◆ Work to complete: In the records below, find the line containing "OCR this image."; copy exactly that line and all lines after it to the end, and nothing else.

◆ Records shown:
● ● ● ● ●

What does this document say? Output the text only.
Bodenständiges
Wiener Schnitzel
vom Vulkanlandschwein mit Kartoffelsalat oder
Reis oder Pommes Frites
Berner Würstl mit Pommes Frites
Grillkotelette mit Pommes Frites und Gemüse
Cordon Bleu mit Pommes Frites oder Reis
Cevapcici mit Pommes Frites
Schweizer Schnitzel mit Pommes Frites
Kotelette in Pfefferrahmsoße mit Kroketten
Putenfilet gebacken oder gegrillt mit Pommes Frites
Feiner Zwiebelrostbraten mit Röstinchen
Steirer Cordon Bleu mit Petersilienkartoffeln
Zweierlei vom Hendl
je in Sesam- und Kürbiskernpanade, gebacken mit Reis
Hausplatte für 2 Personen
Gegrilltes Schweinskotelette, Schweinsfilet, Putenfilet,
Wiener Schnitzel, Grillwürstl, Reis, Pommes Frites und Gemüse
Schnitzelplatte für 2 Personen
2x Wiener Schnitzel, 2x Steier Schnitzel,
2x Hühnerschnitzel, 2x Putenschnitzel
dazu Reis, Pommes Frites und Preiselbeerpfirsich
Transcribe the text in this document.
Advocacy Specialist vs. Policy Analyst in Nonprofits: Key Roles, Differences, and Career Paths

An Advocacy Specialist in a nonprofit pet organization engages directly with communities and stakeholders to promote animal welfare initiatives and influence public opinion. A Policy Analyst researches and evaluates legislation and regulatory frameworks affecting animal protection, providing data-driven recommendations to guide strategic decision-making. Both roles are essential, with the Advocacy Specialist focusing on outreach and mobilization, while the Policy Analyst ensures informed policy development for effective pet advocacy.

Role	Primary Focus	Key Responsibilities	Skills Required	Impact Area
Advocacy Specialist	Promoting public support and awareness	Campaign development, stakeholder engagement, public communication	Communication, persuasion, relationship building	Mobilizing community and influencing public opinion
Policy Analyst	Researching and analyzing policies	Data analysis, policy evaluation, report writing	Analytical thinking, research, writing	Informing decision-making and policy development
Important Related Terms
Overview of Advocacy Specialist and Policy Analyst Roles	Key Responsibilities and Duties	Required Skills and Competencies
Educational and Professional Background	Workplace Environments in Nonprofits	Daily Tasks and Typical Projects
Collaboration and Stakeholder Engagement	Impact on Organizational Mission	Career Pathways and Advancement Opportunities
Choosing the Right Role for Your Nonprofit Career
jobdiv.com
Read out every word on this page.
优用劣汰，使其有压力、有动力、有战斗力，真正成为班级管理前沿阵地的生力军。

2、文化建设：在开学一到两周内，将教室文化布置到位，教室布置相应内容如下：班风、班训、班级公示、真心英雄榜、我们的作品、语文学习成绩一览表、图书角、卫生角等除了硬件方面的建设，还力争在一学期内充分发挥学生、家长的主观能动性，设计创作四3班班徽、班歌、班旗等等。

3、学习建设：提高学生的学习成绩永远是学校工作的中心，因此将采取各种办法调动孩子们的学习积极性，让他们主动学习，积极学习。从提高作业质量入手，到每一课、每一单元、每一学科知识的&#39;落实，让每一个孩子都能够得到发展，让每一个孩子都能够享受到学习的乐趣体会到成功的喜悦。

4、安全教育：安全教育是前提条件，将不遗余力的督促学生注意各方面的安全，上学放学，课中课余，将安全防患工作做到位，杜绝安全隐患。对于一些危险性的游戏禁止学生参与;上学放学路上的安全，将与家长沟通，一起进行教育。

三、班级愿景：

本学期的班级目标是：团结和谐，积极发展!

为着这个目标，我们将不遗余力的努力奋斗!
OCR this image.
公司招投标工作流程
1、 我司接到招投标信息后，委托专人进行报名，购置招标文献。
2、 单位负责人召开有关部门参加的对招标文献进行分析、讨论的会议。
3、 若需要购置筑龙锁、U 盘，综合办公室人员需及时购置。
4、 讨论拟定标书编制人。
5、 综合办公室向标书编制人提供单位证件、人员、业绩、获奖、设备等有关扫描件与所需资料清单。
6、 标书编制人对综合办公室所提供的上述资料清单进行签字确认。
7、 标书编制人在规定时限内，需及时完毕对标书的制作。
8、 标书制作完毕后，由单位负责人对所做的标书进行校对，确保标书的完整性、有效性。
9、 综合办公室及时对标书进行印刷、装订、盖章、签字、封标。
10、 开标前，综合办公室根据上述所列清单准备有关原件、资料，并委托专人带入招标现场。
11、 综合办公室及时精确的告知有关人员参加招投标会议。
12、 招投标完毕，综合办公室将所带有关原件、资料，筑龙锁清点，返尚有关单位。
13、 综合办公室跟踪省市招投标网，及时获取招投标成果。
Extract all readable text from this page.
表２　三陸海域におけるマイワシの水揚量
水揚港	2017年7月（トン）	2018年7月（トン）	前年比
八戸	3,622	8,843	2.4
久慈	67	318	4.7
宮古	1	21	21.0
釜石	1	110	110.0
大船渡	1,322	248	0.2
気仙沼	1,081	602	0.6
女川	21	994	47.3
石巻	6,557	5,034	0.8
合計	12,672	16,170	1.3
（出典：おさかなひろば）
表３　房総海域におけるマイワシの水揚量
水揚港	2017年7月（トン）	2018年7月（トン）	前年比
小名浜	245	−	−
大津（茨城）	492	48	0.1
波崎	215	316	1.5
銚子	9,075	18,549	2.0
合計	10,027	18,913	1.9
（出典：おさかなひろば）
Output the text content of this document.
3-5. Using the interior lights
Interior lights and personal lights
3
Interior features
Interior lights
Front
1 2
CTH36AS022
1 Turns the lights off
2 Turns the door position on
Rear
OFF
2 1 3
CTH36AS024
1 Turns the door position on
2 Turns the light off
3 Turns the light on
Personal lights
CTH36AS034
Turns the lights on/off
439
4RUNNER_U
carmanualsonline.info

● ● ● ● ●

◆ Output:
OCR this image.
公司招投标工作流程
1、 我司接到招投标信息后，委托专人进行报名，购置招标文献。
2、 单位负责人召开有关部门参加的对招标文献进行分析、讨论的会议。
3、 若需要购置筑龙锁、U 盘，综合办公室人员需及时购置。
4、 讨论拟定标书编制人。
5、 综合办公室向标书编制人提供单位证件、人员、业绩、获奖、设备等有关扫描件与所需资料清单。
6、 标书编制人对综合办公室所提供的上述资料清单进行签字确认。
7、 标书编制人在规定时限内，需及时完毕对标书的制作。
8、 标书制作完毕后，由单位负责人对所做的标书进行校对，确保标书的完整性、有效性。
9、 综合办公室及时对标书进行印刷、装订、盖章、签字、封标。
10、 开标前，综合办公室根据上述所列清单准备有关原件、资料，并委托专人带入招标现场。
11、 综合办公室及时精确的告知有关人员参加招投标会议。
12、 招投标完毕，综合办公室将所带有关原件、资料，筑龙锁清点，返尚有关单位。
13、 综合办公室跟踪省市招投标网，及时获取招投标成果。
Extract all readable text from this page.
表２　三陸海域におけるマイワシの水揚量
水揚港	2017年7月（トン）	2018年7月（トン）	前年比
八戸	3,622	8,843	2.4
久慈	67	318	4.7
宮古	1	21	21.0
釜石	1	110	110.0
大船渡	1,322	248	0.2
気仙沼	1,081	602	0.6
女川	21	994	47.3
石巻	6,557	5,034	0.8
合計	12,672	16,170	1.3
（出典：おさかなひろば）
表３　房総海域におけるマイワシの水揚量
水揚港	2017年7月（トン）	2018年7月（トン）	前年比
小名浜	245	−	−
大津（茨城）	492	48	0.1
波崎	215	316	1.5
銚子	9,075	18,549	2.0
合計	10,027	18,913	1.9
（出典：おさかなひろば）
Output the text content of this document.
3-5. Using the interior lights
Interior lights and personal lights
3
Interior features
Interior lights
Front
1 2
CTH36AS022
1 Turns the lights off
2 Turns the door position on
Rear
OFF
2 1 3
CTH36AS024
1 Turns the door position on
2 Turns the light off
3 Turns the light on
Personal lights
CTH36AS034
Turns the lights on/off
439
4RUNNER_U
carmanualsonline.info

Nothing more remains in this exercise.